DATASET EXCERPTS:
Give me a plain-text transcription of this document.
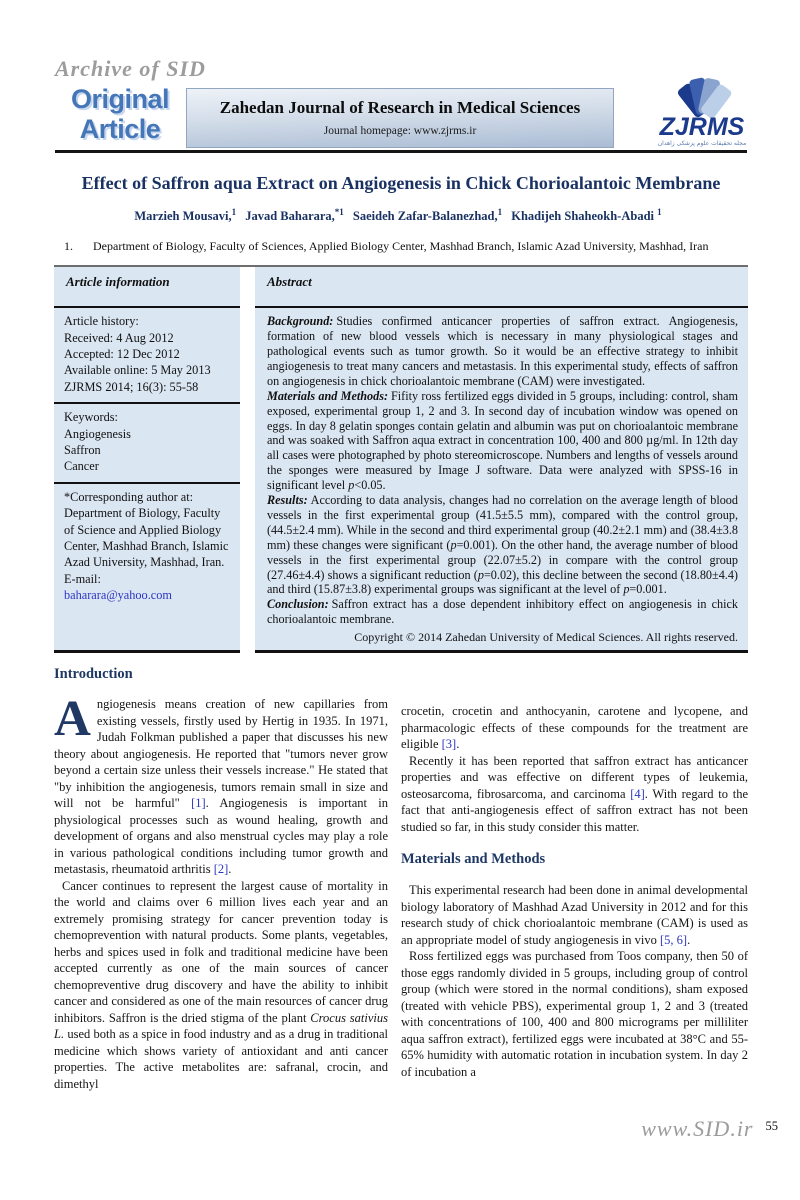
Archive of SID
Original
Article
Zahedan Journal of Research in Medical Sciences
Journal homepage: www.zjrms.ir	ZJRMS
مجله تحقیقات علوم پزشکی زاهدان
Effect of Saffron aqua Extract on Angiogenesis in Chick Chorioalantoic Membrane
Marzieh Mousavi,$^1$ Javad Baharara,$^{*1}$ Saeideh Zafar-Balanezhad,$^1$ Khadijeh Shaheokh-Abadi $^1$
1. Department of Biology, Faculty of Sciences, Applied Biology Center, Mashhad Branch, Islamic Azad University, Mashhad, Iran
Article information
Article history:
Received: 4 Aug 2012
Accepted: 12 Dec 2012
Available online: 5 May 2013
ZJRMS 2014; 16(3): 55-58
Keywords:
Angiogenesis
Saffron
Cancer
*Corresponding author at:
Department of Biology, Faculty of Science and Applied Biology Center, Mashhad Branch, Islamic Azad University, Mashhad, Iran.
E-mail:
baharara@yahoo.com
Abstract

Background: Studies confirmed anticancer properties of saffron extract. Angiogenesis, formation of new blood vessels which is necessary in many physiological stages and pathological events such as tumor growth. So it would be an effective strategy to inhibit angiogenesis to treat many cancers and metastasis. In this experimental study, effects of saffron on angiogenesis in chick chorioalantoic membrane (CAM) were investigated.

Materials and Methods: Fifity ross fertilized eggs divided in 5 groups, including: control, sham exposed, experimental group 1, 2 and 3. In second day of incubation window was opened on eggs. In day 8 gelatin sponges contain gelatin and albumin was put on chorioalantoic membrane and was soaked with Saffron aqua extract in concentration 100, 400 and 800 µg/ml. In 12th day all cases were photographed by photo stereomicroscope. Numbers and lengths of vessels around the sponges were measured by Image J software. Data were analyzed with SPSS-16 in significant level p<0.05.

Results: According to data analysis, changes had no correlation on the average length of blood vessels in the first experimental group (41.5±5.5 mm), compared with the control group, (44.5±2.4 mm). While in the second and third experimental group (40.2±2.1 mm) and (38.4±3.8 mm) these changes were significant (p=0.001). On the other hand, the average number of blood vessels in the first experimental group (22.07±5.2) in compare with the control group (27.46±4.4) shows a significant reduction (p=0.02), this decline between the second (18.80±4.4) and third (15.87±3.8) experimental groups was significant at the level of p=0.001.

Conclusion: Saffron extract has a dose dependent inhibitory effect on angiogenesis in chick chorioalantoic membrane.

Copyright © 2014 Zahedan University of Medical Sciences. All rights reserved.
Introduction

Angiogenesis means creation of new capillaries from existing vessels, firstly used by Hertig in 1935. In 1971, Judah Folkman published a paper that discusses his new theory about angiogenesis. He reported that "tumors never grow beyond a certain size unless their vessels increase." He stated that "by inhibition the angiogenesis, tumors remain small in size and will not be harmful" [1]. Angiogenesis is important in physiological processes such as wound healing, growth and development of organs and also menstrual cycles may play a role in various pathological conditions including tumor growth and metastasis, rheumatoid arthritis [2].

Cancer continues to represent the largest cause of mortality in the world and claims over 6 million lives each year and an extremely promising strategy for cancer prevention today is chemoprevention with natural products. Some plants, vegetables, herbs and spices used in folk and traditional medicine have been accepted currently as one of the main sources of cancer chemopreventive drug discovery and have the ability to inhibit cancer and considered as one of the main resources of cancer drug inhibitors. Saffron is the dried stigma of the plant Crocus sativius L. used both as a spice in food industry and as a drug in traditional medicine which shows variety of antioxidant and anti cancer properties. The active metabolites are: safranal, crocin, and dimethyl

crocetin, crocetin and anthocyanin, carotene and lycopene, and pharmacologic effects of these compounds for the treatment are eligible [3].

Recently it has been reported that saffron extract has anticancer properties and was effective on different types of leukemia, osteosarcoma, fibrosarcoma, and carcinoma [4]. With regard to the fact that anti-angiogenesis effect of saffron extract has not been studied so far, in this study consider this matter.

Materials and Methods

This experimental research had been done in animal developmental biology laboratory of Mashhad Azad University in 2012 and for this research study of chick chorioalantoic membrane (CAM) is used as an appropriate model of study angiogenesis in vivo [5, 6].

Ross fertilized eggs was purchased from Toos company, then 50 of those eggs randomly divided in 5 groups, including group of control group (which were stored in the normal conditions), sham exposed (treated with vehicle PBS), experimental group 1, 2 and 3 (treated with concentrations of 100, 400 and 800 micrograms per milliliter aqua saffron extract), fertilized eggs were incubated at 38°C and 55-65% humidity with automatic rotation in incubation system. In day 2 of incubation a

www.SID.ir $^{55}$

EXERCISE INSTRUCTIONS: Without copying any picture, write out all of the material exactly as it reads.

RESPONSE TO THIS EXERCISE:
Give me a plain-text transcription of this document.
Archive of SID
Original
Article
Zahedan Journal of Research in Medical Sciences
Journal homepage: www.zjrms.ir	ZJRMS
مجله تحقیقات علوم پزشکی زاهدان
Effect of Saffron aqua Extract on Angiogenesis in Chick Chorioalantoic Membrane
Marzieh Mousavi,$^1$ Javad Baharara,$^{*1}$ Saeideh Zafar-Balanezhad,$^1$ Khadijeh Shaheokh-Abadi $^1$
1. Department of Biology, Faculty of Sciences, Applied Biology Center, Mashhad Branch, Islamic Azad University, Mashhad, Iran
Article information
Article history:
Received: 4 Aug 2012
Accepted: 12 Dec 2012
Available online: 5 May 2013
ZJRMS 2014; 16(3): 55-58
Keywords:
Angiogenesis
Saffron
Cancer
*Corresponding author at:
Department of Biology, Faculty of Science and Applied Biology Center, Mashhad Branch, Islamic Azad University, Mashhad, Iran.
E-mail:
baharara@yahoo.com
Abstract

Background: Studies confirmed anticancer properties of saffron extract. Angiogenesis, formation of new blood vessels which is necessary in many physiological stages and pathological events such as tumor growth. So it would be an effective strategy to inhibit angiogenesis to treat many cancers and metastasis. In this experimental study, effects of saffron on angiogenesis in chick chorioalantoic membrane (CAM) were investigated.

Materials and Methods: Fifity ross fertilized eggs divided in 5 groups, including: control, sham exposed, experimental group 1, 2 and 3. In second day of incubation window was opened on eggs. In day 8 gelatin sponges contain gelatin and albumin was put on chorioalantoic membrane and was soaked with Saffron aqua extract in concentration 100, 400 and 800 µg/ml. In 12th day all cases were photographed by photo stereomicroscope. Numbers and lengths of vessels around the sponges were measured by Image J software. Data were analyzed with SPSS-16 in significant level p<0.05.

Results: According to data analysis, changes had no correlation on the average length of blood vessels in the first experimental group (41.5±5.5 mm), compared with the control group, (44.5±2.4 mm). While in the second and third experimental group (40.2±2.1 mm) and (38.4±3.8 mm) these changes were significant (p=0.001). On the other hand, the average number of blood vessels in the first experimental group (22.07±5.2) in compare with the control group (27.46±4.4) shows a significant reduction (p=0.02), this decline between the second (18.80±4.4) and third (15.87±3.8) experimental groups was significant at the level of p=0.001.

Conclusion: Saffron extract has a dose dependent inhibitory effect on angiogenesis in chick chorioalantoic membrane.

Copyright © 2014 Zahedan University of Medical Sciences. All rights reserved.
Introduction

Angiogenesis means creation of new capillaries from existing vessels, firstly used by Hertig in 1935. In 1971, Judah Folkman published a paper that discusses his new theory about angiogenesis. He reported that "tumors never grow beyond a certain size unless their vessels increase." He stated that "by inhibition the angiogenesis, tumors remain small in size and will not be harmful" [1]. Angiogenesis is important in physiological processes such as wound healing, growth and development of organs and also menstrual cycles may play a role in various pathological conditions including tumor growth and metastasis, rheumatoid arthritis [2].

Cancer continues to represent the largest cause of mortality in the world and claims over 6 million lives each year and an extremely promising strategy for cancer prevention today is chemoprevention with natural products. Some plants, vegetables, herbs and spices used in folk and traditional medicine have been accepted currently as one of the main sources of cancer chemopreventive drug discovery and have the ability to inhibit cancer and considered as one of the main resources of cancer drug inhibitors. Saffron is the dried stigma of the plant Crocus sativius L. used both as a spice in food industry and as a drug in traditional medicine which shows variety of antioxidant and anti cancer properties. The active metabolites are: safranal, crocin, and dimethyl

crocetin, crocetin and anthocyanin, carotene and lycopene, and pharmacologic effects of these compounds for the treatment are eligible [3].

Recently it has been reported that saffron extract has anticancer properties and was effective on different types of leukemia, osteosarcoma, fibrosarcoma, and carcinoma [4]. With regard to the fact that anti-angiogenesis effect of saffron extract has not been studied so far, in this study consider this matter.

Materials and Methods

This experimental research had been done in animal developmental biology laboratory of Mashhad Azad University in 2012 and for this research study of chick chorioalantoic membrane (CAM) is used as an appropriate model of study angiogenesis in vivo [5, 6].

Ross fertilized eggs was purchased from Toos company, then 50 of those eggs randomly divided in 5 groups, including group of control group (which were stored in the normal conditions), sham exposed (treated with vehicle PBS), experimental group 1, 2 and 3 (treated with concentrations of 100, 400 and 800 micrograms per milliliter aqua saffron extract), fertilized eggs were incubated at 38°C and 55-65% humidity with automatic rotation in incubation system. In day 2 of incubation a

www.SID.ir $^{55}$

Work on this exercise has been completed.